■ GOAL ■
List each line of the data that holds the string "lyrical".

■ GIVEN RECORDS ■
#####

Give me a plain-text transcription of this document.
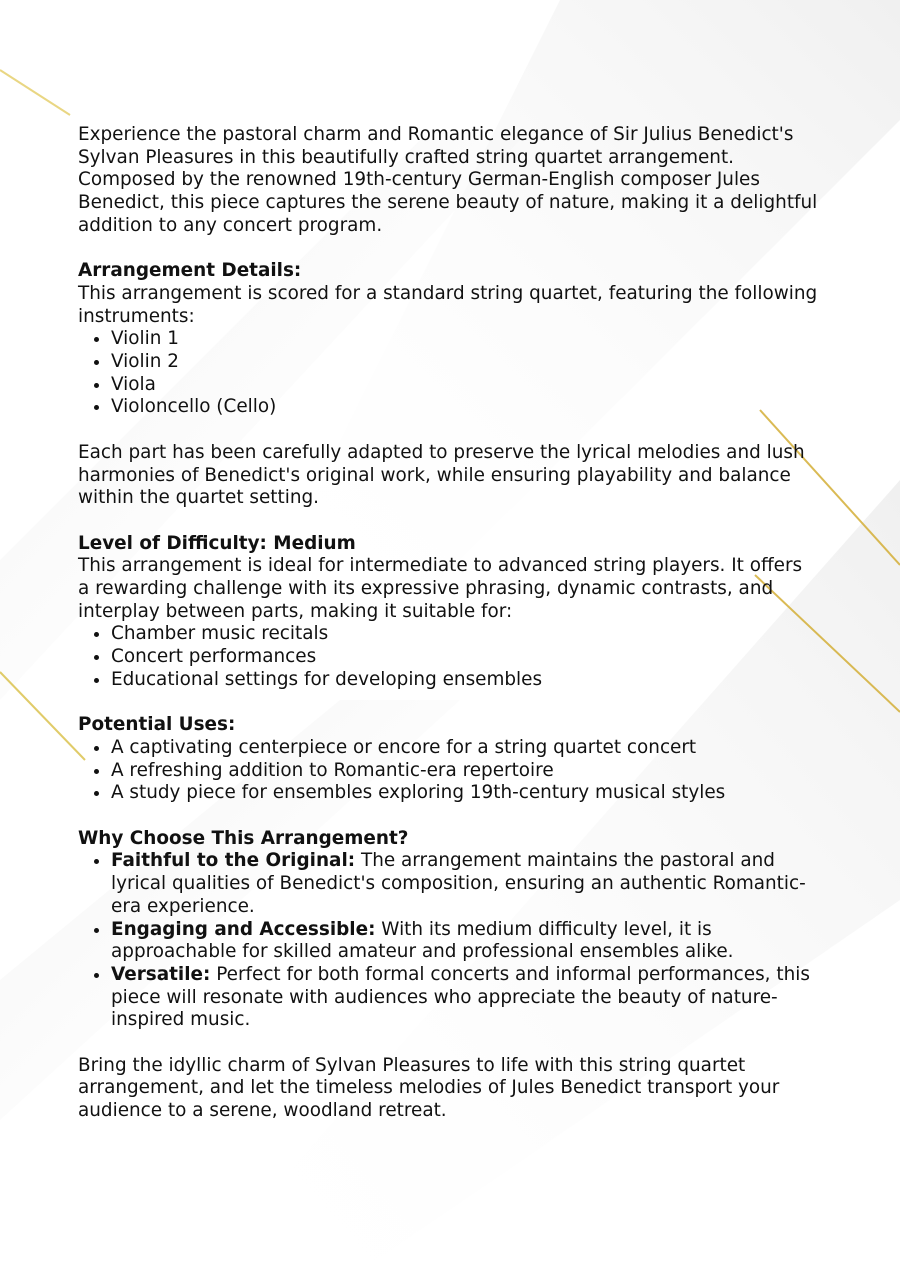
Experience the pastoral charm and Romantic elegance of Sir Julius Benedict's Sylvan Pleasures in this beautifully crafted string quartet arrangement. Composed by the renowned 19th-century German-English composer Jules Benedict, this piece captures the serene beauty of nature, making it a delightful addition to any concert program.

Arrangement Details:

This arrangement is scored for a standard string quartet, featuring the following instruments:

• Violin 1
• Violin 2
• Viola
• Violoncello (Cello)

Each part has been carefully adapted to preserve the lyrical melodies and lush harmonies of Benedict's original work, while ensuring playability and balance within the quartet setting.

Level of Difficulty: Medium

This arrangement is ideal for intermediate to advanced string players. It offers a rewarding challenge with its expressive phrasing, dynamic contrasts, and interplay between parts, making it suitable for:

• Chamber music recitals
• Concert performances
• Educational settings for developing ensembles

Potential Uses:

• A captivating centerpiece or encore for a string quartet concert
• A refreshing addition to Romantic-era repertoire
• A study piece for ensembles exploring 19th-century musical styles

Why Choose This Arrangement?

• Faithful to the Original: The arrangement maintains the pastoral and lyrical qualities of Benedict's composition, ensuring an authentic Romantic-era experience.
• Engaging and Accessible: With its medium difficulty level, it is approachable for skilled amateur and professional ensembles alike.
• Versatile: Perfect for both formal concerts and informal performances, this piece will resonate with audiences who appreciate the beauty of nature-inspired music.

Bring the idyllic charm of Sylvan Pleasures to life with this string quartet arrangement, and let the timeless melodies of Jules Benedict transport your audience to a serene, woodland retreat.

#####

■ RESULT FOR THIS TASK ■
Each part has been carefully adapted to preserve the lyrical melodies and lush harmonies of Benedict's original work, while ensuring playability and balance within the quartet setting.
• Faithful to the Original: The arrangement maintains the pastoral and lyrical qualities of Benedict's composition, ensuring an authentic Romantic-era experience.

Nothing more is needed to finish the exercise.